Write out the data below in full. Keep it exact.

[Begin ENTRIES]

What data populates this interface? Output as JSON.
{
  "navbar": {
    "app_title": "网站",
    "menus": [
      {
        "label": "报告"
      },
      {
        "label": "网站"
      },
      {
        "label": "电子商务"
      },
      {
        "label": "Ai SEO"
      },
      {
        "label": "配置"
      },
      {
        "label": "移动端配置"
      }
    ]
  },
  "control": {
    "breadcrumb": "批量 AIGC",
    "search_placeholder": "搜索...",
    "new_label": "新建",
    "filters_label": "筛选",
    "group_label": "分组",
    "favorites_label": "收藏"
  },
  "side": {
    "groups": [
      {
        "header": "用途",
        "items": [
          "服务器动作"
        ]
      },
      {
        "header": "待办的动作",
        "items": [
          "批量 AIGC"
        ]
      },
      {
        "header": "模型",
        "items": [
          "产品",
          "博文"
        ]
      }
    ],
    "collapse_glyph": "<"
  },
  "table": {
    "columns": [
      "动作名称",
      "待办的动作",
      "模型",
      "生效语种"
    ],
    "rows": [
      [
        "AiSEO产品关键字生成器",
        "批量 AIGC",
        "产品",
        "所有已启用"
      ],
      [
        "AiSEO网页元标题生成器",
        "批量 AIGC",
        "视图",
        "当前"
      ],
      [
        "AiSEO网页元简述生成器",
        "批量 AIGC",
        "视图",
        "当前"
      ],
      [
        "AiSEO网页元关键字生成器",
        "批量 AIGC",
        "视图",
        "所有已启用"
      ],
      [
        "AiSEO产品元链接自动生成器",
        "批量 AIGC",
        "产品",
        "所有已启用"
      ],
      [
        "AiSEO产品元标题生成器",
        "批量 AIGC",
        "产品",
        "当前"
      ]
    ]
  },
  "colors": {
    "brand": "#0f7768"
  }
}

[End ENTRIES]

— RESPONSE TO THIS EXERCISE —
What data populates this interface? Output as JSON.
{
  "navbar": {
    "app_title": "网站",
    "menus": [
      {
        "label": "报告"
      },
      {
        "label": "网站"
      },
      {
        "label": "电子商务"
      },
      {
        "label": "Ai SEO"
      },
      {
        "label": "配置"
      },
      {
        "label": "移动端配置"
      }
    ]
  },
  "control": {
    "breadcrumb": "批量 AIGC",
    "search_placeholder": "搜索...",
    "new_label": "新建",
    "filters_label": "筛选",
    "group_label": "分组",
    "favorites_label": "收藏"
  },
  "side": {
    "groups": [
      {
        "header": "用途",
        "items": [
          "服务器动作"
        ]
      },
      {
        "header": "待办的动作",
        "items": [
          "批量 AIGC"
        ]
      },
      {
        "header": "模型",
        "items": [
          "产品",
          "博文"
        ]
      }
    ],
    "collapse_glyph": "<"
  },
  "table": {
    "columns": [
      "动作名称",
      "待办的动作",
      "模型",
      "生效语种"
    ],
    "rows": [
      [
        "AiSEO产品关键字生成器",
        "批量 AIGC",
        "产品",
        "所有已启用"
      ],
      [
        "AiSEO网页元标题生成器",
        "批量 AIGC",
        "视图",
        "当前"
      ],
      [
        "AiSEO网页元简述生成器",
        "批量 AIGC",
        "视图",
        "当前"
      ],
      [
        "AiSEO网页元关键字生成器",
        "批量 AIGC",
        "视图",
        "所有已启用"
      ],
      [
        "AiSEO产品元链接自动生成器",
        "批量 AIGC",
        "产品",
        "所有已启用"
      ],
      [
        "AiSEO产品元标题生成器",
        "批量 AIGC",
        "产品",
        "当前"
      ]
    ]
  },
  "colors": {
    "brand": "#0f7768"
  }
}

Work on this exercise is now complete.